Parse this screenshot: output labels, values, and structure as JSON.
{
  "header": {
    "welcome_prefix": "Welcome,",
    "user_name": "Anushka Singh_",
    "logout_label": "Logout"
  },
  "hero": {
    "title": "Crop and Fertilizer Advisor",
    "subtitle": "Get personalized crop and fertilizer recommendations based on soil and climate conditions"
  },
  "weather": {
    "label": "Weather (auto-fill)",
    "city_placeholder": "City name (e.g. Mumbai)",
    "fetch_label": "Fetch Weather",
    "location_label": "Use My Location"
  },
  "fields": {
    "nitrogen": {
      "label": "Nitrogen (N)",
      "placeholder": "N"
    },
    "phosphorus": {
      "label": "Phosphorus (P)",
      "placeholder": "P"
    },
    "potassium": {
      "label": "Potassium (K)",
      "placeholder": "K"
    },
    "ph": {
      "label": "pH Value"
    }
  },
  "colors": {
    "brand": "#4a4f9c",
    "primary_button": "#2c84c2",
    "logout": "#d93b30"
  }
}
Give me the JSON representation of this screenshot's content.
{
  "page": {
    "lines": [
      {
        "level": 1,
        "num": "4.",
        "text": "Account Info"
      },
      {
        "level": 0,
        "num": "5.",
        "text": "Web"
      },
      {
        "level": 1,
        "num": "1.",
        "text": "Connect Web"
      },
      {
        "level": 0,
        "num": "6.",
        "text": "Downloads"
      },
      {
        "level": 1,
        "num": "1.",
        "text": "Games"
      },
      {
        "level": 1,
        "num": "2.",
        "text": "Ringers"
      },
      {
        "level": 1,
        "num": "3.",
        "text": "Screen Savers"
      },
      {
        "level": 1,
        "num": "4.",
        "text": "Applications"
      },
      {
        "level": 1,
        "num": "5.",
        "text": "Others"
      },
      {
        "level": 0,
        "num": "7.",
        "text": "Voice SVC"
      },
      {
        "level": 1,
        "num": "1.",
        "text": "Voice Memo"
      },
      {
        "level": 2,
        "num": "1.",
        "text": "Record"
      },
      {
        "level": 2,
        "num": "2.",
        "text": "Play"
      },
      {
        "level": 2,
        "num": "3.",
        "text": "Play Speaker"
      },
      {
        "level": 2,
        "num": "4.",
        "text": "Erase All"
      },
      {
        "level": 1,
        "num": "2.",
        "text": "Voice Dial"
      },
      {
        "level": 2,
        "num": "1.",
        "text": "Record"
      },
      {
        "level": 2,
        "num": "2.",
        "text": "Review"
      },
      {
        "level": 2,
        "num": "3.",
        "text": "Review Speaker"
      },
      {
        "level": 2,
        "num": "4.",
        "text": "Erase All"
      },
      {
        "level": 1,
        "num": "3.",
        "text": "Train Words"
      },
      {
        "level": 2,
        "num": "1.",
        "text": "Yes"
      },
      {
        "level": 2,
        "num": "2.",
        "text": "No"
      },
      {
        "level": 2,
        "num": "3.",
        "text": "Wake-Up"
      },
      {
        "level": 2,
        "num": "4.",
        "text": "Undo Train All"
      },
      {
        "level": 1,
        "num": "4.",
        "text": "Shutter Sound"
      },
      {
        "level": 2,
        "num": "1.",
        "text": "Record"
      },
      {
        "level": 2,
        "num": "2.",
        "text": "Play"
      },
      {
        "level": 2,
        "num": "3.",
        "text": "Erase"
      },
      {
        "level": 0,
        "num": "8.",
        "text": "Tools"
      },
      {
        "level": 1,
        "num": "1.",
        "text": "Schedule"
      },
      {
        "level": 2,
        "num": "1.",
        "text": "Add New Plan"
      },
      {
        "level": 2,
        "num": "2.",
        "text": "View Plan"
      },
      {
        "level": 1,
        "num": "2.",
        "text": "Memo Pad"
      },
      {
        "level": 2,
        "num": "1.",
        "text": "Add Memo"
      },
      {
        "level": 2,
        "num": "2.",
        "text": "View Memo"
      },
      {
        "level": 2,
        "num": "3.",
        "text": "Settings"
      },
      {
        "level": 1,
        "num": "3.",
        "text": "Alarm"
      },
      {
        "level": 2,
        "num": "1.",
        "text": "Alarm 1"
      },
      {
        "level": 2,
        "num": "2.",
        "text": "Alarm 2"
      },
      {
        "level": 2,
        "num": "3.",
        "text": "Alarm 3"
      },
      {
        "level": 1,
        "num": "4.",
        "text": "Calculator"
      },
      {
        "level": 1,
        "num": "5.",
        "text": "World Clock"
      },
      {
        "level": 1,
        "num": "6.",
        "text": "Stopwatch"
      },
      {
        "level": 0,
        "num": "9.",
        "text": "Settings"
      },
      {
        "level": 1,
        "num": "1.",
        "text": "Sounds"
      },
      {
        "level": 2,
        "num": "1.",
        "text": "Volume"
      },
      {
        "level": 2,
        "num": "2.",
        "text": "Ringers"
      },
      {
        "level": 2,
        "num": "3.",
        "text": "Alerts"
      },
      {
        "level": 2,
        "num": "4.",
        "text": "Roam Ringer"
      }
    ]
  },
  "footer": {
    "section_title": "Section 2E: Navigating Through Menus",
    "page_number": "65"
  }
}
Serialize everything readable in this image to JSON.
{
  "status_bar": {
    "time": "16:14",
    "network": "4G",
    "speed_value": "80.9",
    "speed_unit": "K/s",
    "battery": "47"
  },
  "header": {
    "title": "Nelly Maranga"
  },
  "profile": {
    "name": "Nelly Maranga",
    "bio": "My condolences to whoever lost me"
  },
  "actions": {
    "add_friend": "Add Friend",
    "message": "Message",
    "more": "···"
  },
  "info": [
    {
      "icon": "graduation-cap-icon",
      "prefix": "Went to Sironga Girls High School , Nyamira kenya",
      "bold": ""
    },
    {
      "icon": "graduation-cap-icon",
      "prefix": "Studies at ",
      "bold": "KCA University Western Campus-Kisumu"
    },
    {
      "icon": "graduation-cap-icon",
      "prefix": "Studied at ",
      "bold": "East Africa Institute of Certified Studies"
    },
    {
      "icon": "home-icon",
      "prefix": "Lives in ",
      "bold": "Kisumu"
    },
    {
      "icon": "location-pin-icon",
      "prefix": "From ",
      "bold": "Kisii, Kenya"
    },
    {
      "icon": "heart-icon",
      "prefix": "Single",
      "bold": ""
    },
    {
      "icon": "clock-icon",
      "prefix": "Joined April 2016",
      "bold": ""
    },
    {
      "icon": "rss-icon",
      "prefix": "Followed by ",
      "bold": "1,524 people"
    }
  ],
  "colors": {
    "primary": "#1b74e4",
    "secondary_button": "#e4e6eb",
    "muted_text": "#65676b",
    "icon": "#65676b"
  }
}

TASK REQUIREMENTS: Pick out the lines above containing the word "Train", then copy them.

TASK RESULT:
        "text": "Train Words"
        "text": "Undo Train All"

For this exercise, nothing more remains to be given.